Copy every line of the listing that holds the string "grid".

[Data entries]
+++
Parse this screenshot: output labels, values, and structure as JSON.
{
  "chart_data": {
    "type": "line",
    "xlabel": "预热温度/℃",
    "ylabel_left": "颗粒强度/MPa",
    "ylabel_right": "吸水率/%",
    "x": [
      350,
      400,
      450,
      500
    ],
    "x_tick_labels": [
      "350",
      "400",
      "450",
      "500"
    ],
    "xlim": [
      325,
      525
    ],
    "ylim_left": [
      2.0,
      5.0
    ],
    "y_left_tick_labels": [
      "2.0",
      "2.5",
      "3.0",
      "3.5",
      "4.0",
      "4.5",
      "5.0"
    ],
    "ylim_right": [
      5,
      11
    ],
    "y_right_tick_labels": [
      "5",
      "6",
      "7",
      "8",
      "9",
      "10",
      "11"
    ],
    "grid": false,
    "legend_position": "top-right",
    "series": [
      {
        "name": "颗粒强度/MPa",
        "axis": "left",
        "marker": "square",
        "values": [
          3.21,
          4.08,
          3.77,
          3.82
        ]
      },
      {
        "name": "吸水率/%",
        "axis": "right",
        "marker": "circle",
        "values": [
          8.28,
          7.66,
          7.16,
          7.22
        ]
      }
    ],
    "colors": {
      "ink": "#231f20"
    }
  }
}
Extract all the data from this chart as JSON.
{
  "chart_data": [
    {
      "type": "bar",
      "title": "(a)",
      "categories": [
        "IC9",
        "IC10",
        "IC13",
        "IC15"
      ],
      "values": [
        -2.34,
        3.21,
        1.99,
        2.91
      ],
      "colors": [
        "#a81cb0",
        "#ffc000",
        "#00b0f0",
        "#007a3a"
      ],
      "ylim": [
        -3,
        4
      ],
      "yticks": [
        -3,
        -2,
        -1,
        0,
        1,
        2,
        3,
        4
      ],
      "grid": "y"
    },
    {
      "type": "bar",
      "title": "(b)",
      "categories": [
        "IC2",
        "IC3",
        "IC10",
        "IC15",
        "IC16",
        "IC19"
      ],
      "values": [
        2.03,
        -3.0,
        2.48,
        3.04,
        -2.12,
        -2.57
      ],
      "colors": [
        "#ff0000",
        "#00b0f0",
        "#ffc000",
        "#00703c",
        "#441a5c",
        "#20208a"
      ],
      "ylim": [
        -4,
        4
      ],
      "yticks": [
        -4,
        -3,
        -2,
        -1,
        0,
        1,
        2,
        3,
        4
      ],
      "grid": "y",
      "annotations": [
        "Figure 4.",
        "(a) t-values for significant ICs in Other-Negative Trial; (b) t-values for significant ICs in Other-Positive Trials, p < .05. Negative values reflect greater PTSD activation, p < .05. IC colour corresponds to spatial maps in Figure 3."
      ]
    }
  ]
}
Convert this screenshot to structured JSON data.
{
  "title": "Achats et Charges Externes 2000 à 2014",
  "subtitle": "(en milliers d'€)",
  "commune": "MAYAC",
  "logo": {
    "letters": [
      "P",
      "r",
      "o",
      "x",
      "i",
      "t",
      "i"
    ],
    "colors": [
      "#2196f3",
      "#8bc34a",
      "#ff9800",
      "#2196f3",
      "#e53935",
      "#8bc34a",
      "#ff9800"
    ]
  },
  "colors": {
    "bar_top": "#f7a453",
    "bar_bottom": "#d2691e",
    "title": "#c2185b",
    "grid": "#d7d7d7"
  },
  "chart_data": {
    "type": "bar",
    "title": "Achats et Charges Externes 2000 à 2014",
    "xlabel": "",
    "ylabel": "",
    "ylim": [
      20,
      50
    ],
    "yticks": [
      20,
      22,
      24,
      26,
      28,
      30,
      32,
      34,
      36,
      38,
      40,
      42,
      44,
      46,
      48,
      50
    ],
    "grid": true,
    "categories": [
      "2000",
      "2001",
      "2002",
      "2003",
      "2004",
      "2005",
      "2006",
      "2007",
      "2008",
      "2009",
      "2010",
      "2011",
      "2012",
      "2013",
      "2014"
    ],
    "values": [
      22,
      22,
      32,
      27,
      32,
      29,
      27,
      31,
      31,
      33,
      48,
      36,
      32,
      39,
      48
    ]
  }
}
+++
Output:
    "grid": false,
      "grid": "y"
      "grid": "y",
    "grid": "#d7d7d7"
    "grid": true,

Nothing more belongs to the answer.